▶ **The records**:
## BEGIN

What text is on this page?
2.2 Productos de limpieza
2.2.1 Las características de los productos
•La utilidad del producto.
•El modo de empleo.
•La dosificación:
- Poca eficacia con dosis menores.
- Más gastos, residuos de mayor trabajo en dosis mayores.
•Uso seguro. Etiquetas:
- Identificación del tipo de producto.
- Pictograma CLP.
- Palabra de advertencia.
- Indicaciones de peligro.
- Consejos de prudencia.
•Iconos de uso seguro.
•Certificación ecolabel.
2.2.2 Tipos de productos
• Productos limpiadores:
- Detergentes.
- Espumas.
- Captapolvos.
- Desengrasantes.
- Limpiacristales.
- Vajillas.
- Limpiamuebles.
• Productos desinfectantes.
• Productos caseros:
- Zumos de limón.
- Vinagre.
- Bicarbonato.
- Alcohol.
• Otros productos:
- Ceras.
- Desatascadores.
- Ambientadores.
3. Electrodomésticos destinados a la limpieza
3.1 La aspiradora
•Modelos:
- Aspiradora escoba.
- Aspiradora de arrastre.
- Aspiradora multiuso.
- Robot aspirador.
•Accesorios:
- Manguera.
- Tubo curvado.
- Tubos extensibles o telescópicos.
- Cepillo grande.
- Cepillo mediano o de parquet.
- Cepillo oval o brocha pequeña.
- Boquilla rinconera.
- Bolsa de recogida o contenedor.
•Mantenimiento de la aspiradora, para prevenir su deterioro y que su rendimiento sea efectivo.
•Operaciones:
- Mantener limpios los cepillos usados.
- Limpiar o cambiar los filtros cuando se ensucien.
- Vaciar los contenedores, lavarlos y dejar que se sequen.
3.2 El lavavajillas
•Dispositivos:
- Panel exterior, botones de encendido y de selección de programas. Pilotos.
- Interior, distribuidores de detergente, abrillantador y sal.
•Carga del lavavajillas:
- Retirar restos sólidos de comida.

## END

▶ **Task instructions**: Repeat the material above exactly.

▶ **Answer for the task**:
What text is on this page?
2.2 Productos de limpieza
2.2.1 Las características de los productos
•La utilidad del producto.
•El modo de empleo.
•La dosificación:
- Poca eficacia con dosis menores.
- Más gastos, residuos de mayor trabajo en dosis mayores.
•Uso seguro. Etiquetas:
- Identificación del tipo de producto.
- Pictograma CLP.
- Palabra de advertencia.
- Indicaciones de peligro.
- Consejos de prudencia.
•Iconos de uso seguro.
•Certificación ecolabel.
2.2.2 Tipos de productos
• Productos limpiadores:
- Detergentes.
- Espumas.
- Captapolvos.
- Desengrasantes.
- Limpiacristales.
- Vajillas.
- Limpiamuebles.
• Productos desinfectantes.
• Productos caseros:
- Zumos de limón.
- Vinagre.
- Bicarbonato.
- Alcohol.
• Otros productos:
- Ceras.
- Desatascadores.
- Ambientadores.
3. Electrodomésticos destinados a la limpieza
3.1 La aspiradora
•Modelos:
- Aspiradora escoba.
- Aspiradora de arrastre.
- Aspiradora multiuso.
- Robot aspirador.
•Accesorios:
- Manguera.
- Tubo curvado.
- Tubos extensibles o telescópicos.
- Cepillo grande.
- Cepillo mediano o de parquet.
- Cepillo oval o brocha pequeña.
- Boquilla rinconera.
- Bolsa de recogida o contenedor.
•Mantenimiento de la aspiradora, para prevenir su deterioro y que su rendimiento sea efectivo.
•Operaciones:
- Mantener limpios los cepillos usados.
- Limpiar o cambiar los filtros cuando se ensucien.
- Vaciar los contenedores, lavarlos y dejar que se sequen.
3.2 El lavavajillas
•Dispositivos:
- Panel exterior, botones de encendido y de selección de programas. Pilotos.
- Interior, distribuidores de detergente, abrillantador y sal.
•Carga del lavavajillas:
- Retirar restos sólidos de comida.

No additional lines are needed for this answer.